Task description:
Copy every line of the data below exactly, character for character.

Items:
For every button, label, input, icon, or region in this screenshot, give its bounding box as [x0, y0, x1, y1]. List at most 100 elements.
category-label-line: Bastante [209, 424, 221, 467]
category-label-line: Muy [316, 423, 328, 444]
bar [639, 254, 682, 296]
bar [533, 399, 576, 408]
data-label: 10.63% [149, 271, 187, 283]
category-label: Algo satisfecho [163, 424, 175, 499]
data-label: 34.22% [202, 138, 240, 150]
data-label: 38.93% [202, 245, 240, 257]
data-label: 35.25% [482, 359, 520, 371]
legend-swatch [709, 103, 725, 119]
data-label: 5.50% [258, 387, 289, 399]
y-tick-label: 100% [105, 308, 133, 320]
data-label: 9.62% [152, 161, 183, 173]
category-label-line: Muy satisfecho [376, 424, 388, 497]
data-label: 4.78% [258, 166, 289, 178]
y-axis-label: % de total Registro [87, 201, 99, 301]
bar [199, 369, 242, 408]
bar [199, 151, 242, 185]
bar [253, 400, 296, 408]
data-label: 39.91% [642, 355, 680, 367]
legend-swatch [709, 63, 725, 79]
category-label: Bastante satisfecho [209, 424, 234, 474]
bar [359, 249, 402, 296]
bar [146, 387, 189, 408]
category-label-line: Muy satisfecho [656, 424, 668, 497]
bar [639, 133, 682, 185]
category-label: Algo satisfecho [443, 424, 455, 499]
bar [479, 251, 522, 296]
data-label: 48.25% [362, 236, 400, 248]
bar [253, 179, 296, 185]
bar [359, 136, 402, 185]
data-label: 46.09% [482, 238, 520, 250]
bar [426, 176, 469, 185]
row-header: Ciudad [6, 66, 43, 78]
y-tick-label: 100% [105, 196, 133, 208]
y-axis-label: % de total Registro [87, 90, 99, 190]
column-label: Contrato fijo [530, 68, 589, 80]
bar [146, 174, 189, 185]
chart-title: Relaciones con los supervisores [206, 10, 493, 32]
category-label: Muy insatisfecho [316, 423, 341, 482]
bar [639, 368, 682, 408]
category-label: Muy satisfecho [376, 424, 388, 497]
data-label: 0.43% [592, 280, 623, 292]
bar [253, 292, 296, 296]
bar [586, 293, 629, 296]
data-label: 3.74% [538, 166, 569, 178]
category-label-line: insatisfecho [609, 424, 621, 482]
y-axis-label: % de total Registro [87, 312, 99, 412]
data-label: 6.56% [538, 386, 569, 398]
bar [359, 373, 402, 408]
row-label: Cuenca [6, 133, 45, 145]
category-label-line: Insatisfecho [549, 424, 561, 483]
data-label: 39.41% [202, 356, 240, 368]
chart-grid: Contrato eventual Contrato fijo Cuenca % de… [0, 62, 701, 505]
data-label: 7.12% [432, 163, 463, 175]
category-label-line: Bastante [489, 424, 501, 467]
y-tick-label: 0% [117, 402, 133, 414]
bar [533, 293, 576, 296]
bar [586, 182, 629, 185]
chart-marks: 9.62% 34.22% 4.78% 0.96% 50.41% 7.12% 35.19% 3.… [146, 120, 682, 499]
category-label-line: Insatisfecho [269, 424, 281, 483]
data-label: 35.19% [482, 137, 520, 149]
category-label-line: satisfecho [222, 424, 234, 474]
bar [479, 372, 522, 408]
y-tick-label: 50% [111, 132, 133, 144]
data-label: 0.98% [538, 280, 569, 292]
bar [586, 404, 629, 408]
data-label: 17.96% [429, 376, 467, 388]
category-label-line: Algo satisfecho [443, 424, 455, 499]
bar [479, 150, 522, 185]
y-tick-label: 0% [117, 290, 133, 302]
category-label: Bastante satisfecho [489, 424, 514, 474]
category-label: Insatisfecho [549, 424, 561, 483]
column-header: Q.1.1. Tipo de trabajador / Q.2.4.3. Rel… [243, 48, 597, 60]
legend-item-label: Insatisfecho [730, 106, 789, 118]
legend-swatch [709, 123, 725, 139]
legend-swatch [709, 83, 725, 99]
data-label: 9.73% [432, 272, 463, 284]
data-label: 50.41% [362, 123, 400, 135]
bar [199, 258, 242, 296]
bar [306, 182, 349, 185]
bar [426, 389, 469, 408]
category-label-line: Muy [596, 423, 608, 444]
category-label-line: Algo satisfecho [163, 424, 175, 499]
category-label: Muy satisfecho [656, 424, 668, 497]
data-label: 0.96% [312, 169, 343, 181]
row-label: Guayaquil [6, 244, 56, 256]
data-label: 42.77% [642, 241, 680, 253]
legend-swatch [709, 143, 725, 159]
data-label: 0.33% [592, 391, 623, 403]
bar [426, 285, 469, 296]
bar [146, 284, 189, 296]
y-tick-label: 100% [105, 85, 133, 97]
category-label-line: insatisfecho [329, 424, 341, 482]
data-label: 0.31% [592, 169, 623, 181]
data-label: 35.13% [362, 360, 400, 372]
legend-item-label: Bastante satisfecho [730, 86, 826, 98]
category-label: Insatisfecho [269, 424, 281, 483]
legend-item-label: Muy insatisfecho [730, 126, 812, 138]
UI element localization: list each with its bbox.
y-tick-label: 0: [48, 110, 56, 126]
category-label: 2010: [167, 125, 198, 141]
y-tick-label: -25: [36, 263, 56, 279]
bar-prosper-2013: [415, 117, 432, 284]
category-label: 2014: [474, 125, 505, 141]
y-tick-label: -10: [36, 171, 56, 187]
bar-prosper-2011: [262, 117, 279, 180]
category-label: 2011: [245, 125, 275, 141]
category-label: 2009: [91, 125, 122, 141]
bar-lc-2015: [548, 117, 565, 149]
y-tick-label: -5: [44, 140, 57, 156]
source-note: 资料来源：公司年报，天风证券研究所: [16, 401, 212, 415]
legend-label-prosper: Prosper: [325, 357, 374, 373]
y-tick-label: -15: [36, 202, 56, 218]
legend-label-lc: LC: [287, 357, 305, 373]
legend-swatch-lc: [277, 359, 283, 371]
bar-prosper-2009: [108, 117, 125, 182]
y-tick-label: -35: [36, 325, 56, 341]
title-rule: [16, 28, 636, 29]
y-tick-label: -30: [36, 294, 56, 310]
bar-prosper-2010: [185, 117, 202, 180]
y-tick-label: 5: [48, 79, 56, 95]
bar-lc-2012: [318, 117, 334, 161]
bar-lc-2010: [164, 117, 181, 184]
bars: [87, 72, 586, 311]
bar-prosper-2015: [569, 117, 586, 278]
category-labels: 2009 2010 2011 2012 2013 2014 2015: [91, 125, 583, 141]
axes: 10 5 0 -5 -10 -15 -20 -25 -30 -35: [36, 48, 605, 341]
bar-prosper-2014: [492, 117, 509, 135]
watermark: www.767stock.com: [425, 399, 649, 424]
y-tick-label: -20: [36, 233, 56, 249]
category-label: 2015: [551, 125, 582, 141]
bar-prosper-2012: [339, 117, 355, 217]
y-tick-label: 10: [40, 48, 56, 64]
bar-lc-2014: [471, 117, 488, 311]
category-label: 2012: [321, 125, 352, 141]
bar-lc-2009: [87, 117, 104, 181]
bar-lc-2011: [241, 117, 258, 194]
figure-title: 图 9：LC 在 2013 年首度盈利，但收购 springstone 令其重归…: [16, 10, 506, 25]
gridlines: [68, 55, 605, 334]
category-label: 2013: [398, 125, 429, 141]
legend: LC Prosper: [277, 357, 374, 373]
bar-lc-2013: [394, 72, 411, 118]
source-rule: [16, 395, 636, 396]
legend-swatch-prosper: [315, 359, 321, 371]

Task output:
For every button, label, input, icon, or region in this screenshot, give its bounding box as [x0, y0, x1, y1]. List at most 100 elements.
category-label-line: Bastante [209, 424, 221, 467]
category-label-line: Muy [316, 423, 328, 444]
bar [639, 254, 682, 296]
bar [533, 399, 576, 408]
data-label: 10.63% [149, 271, 187, 283]
category-label: Algo satisfecho [163, 424, 175, 499]
data-label: 34.22% [202, 138, 240, 150]
data-label: 38.93% [202, 245, 240, 257]
data-label: 35.25% [482, 359, 520, 371]
legend-swatch [709, 103, 725, 119]
data-label: 5.50% [258, 387, 289, 399]
y-tick-label: 100% [105, 308, 133, 320]
data-label: 9.62% [152, 161, 183, 173]
category-label-line: Muy satisfecho [376, 424, 388, 497]
data-label: 4.78% [258, 166, 289, 178]
y-axis-label: % de total Registro [87, 201, 99, 301]
bar [199, 369, 242, 408]
bar [199, 151, 242, 185]
bar [253, 400, 296, 408]
data-label: 39.91% [642, 355, 680, 367]
legend-swatch [709, 63, 725, 79]
category-label: Bastante satisfecho [209, 424, 234, 474]
bar [359, 249, 402, 296]
bar [146, 387, 189, 408]
category-label-line: Muy satisfecho [656, 424, 668, 497]
bar [639, 133, 682, 185]
category-label: Algo satisfecho [443, 424, 455, 499]
bar [479, 251, 522, 296]
data-label: 48.25% [362, 236, 400, 248]
bar [253, 179, 296, 185]
bar [359, 136, 402, 185]
data-label: 46.09% [482, 238, 520, 250]
bar [426, 176, 469, 185]
row-header: Ciudad [6, 66, 43, 78]
y-tick-label: 100% [105, 196, 133, 208]
y-axis-label: % de total Registro [87, 90, 99, 190]
column-label: Contrato fijo [530, 68, 589, 80]
bar [146, 174, 189, 185]
chart-title: Relaciones con los supervisores [206, 10, 493, 32]
category-label: Muy insatisfecho [316, 423, 341, 482]
bar [639, 368, 682, 408]
category-label: Muy satisfecho [376, 424, 388, 497]
data-label: 0.43% [592, 280, 623, 292]
bar [253, 292, 296, 296]
bar [586, 293, 629, 296]
data-label: 3.74% [538, 166, 569, 178]
category-label-line: insatisfecho [609, 424, 621, 482]
y-axis-label: % de total Registro [87, 312, 99, 412]
data-label: 6.56% [538, 386, 569, 398]
bar [359, 373, 402, 408]
row-label: Cuenca [6, 133, 45, 145]
category-label-line: Insatisfecho [549, 424, 561, 483]
data-label: 39.41% [202, 356, 240, 368]
chart-grid: Contrato eventual Contrato fijo Cuenca % de… [0, 62, 701, 505]
data-label: 7.12% [432, 163, 463, 175]
category-label-line: Bastante [489, 424, 501, 467]
y-tick-label: 0% [117, 402, 133, 414]
bar [533, 293, 576, 296]
bar [586, 182, 629, 185]
chart-marks: 9.62% 34.22% 4.78% 0.96% 50.41% 7.12% 35.19% 3.… [146, 120, 682, 499]
category-label-line: Insatisfecho [269, 424, 281, 483]
data-label: 35.19% [482, 137, 520, 149]
category-label-line: satisfecho [222, 424, 234, 474]
bar [479, 372, 522, 408]
y-tick-label: 50% [111, 132, 133, 144]
data-label: 0.98% [538, 280, 569, 292]
bar [586, 404, 629, 408]
data-label: 17.96% [429, 376, 467, 388]
category-label-line: Algo satisfecho [443, 424, 455, 499]
bar [479, 150, 522, 185]
y-tick-label: 0% [117, 290, 133, 302]
category-label: Bastante satisfecho [489, 424, 514, 474]
category-label: Insatisfecho [549, 424, 561, 483]
column-header: Q.1.1. Tipo de trabajador / Q.2.4.3. Rel… [243, 48, 597, 60]
legend-item-label: Insatisfecho [730, 106, 789, 118]
legend-swatch [709, 123, 725, 139]
legend-swatch [709, 83, 725, 99]
data-label: 9.73% [432, 272, 463, 284]
data-label: 50.41% [362, 123, 400, 135]
bar [199, 258, 242, 296]
bar [306, 182, 349, 185]
bar [426, 389, 469, 408]
category-label-line: Muy [596, 423, 608, 444]
category-label-line: Algo satisfecho [163, 424, 175, 499]
category-label: Muy satisfecho [656, 424, 668, 497]
data-label: 0.96% [312, 169, 343, 181]
row-label: Guayaquil [6, 244, 56, 256]
data-label: 42.77% [642, 241, 680, 253]
legend-swatch [709, 143, 725, 159]
data-label: 0.33% [592, 391, 623, 403]
bar [426, 285, 469, 296]
bar [146, 284, 189, 296]
y-tick-label: 100% [105, 85, 133, 97]
category-label-line: insatisfecho [329, 424, 341, 482]
data-label: 0.31% [592, 169, 623, 181]
data-label: 35.13% [362, 360, 400, 372]
legend-item-label: Bastante satisfecho [730, 86, 826, 98]
category-label: Insatisfecho [269, 424, 281, 483]
legend-item-label: Muy insatisfecho [730, 126, 812, 138]
UI element localization: list each with its bbox.
y-tick-label: 0: [48, 110, 56, 126]
category-label: 2010: [167, 125, 198, 141]
y-tick-label: -25: [36, 263, 56, 279]
bar-prosper-2013: [415, 117, 432, 284]
category-label: 2014: [474, 125, 505, 141]
y-tick-label: -10: [36, 171, 56, 187]
bar-prosper-2011: [262, 117, 279, 180]
category-label: 2011: [245, 125, 275, 141]
category-label: 2009: [91, 125, 122, 141]
bar-lc-2015: [548, 117, 565, 149]
y-tick-label: -5: [44, 140, 57, 156]
source-note: 资料来源：公司年报，天风证券研究所: [16, 401, 212, 415]
legend-label-prosper: Prosper: [325, 357, 374, 373]
y-tick-label: -15: [36, 202, 56, 218]
legend-label-lc: LC: [287, 357, 305, 373]
legend-swatch-lc: [277, 359, 283, 371]
bar-prosper-2009: [108, 117, 125, 182]
y-tick-label: -35: [36, 325, 56, 341]
title-rule: [16, 28, 636, 29]
y-tick-label: -30: [36, 294, 56, 310]
bar-prosper-2010: [185, 117, 202, 180]
y-tick-label: 5: [48, 79, 56, 95]
bar-lc-2012: [318, 117, 334, 161]
bar-lc-2010: [164, 117, 181, 184]
bars: [87, 72, 586, 311]
bar-prosper-2015: [569, 117, 586, 278]
category-labels: 2009 2010 2011 2012 2013 2014 2015: [91, 125, 583, 141]
axes: 10 5 0 -5 -10 -15 -20 -25 -30 -35: [36, 48, 605, 341]
bar-prosper-2014: [492, 117, 509, 135]
watermark: www.767stock.com: [425, 399, 649, 424]
y-tick-label: -20: [36, 233, 56, 249]
category-label: 2015: [551, 125, 582, 141]
bar-prosper-2012: [339, 117, 355, 217]
y-tick-label: 10: [40, 48, 56, 64]
bar-lc-2014: [471, 117, 488, 311]
category-label: 2012: [321, 125, 352, 141]
bar-lc-2009: [87, 117, 104, 181]
bar-lc-2011: [241, 117, 258, 194]
figure-title: 图 9：LC 在 2013 年首度盈利，但收购 springstone 令其重归…: [16, 10, 506, 25]
gridlines: [68, 55, 605, 334]
category-label: 2013: [398, 125, 429, 141]
legend: LC Prosper: [277, 357, 374, 373]
bar-lc-2013: [394, 72, 411, 118]
source-rule: [16, 395, 636, 396]
legend-swatch-prosper: [315, 359, 321, 371]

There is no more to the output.